Records excerpted from a collection:

[BEGIN]

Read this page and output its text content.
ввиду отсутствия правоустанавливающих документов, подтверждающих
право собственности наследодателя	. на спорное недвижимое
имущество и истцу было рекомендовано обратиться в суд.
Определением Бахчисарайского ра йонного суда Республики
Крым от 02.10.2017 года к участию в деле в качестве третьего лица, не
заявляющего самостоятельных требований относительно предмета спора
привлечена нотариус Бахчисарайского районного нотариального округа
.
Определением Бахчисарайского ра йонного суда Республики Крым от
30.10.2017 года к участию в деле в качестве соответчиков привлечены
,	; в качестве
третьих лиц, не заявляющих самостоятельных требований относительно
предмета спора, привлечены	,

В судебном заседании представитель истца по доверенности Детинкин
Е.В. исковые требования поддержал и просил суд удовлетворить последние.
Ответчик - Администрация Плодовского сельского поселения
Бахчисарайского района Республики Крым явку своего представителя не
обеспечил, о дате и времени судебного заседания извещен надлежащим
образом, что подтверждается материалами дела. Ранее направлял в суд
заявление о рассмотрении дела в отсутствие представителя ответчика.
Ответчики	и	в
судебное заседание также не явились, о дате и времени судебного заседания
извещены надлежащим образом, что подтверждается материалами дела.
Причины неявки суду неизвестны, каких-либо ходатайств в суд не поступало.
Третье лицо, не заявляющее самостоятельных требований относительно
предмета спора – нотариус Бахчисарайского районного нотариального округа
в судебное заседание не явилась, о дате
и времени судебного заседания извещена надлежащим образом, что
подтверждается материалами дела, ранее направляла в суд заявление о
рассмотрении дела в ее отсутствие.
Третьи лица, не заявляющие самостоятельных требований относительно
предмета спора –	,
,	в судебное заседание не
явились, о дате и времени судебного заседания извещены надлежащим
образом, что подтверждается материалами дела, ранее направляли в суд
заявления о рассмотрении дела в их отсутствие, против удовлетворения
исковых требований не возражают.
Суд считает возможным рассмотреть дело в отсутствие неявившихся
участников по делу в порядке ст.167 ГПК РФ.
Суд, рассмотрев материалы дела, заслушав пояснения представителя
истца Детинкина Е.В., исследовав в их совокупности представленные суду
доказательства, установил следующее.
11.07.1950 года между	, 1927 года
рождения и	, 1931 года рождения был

[END]

Exercise
From the records given above, copy all lines containing "Бахчисарайского".

Answer to the problem
Определением Бахчисарайского ра йонного суда Республики
привлечена нотариус Бахчисарайского районного нотариального округа
Определением Бахчисарайского ра йонного суда Республики Крым от
Бахчисарайского района Республики Крым явку своего представителя не
предмета спора – нотариус Бахчисарайского районного нотариального округа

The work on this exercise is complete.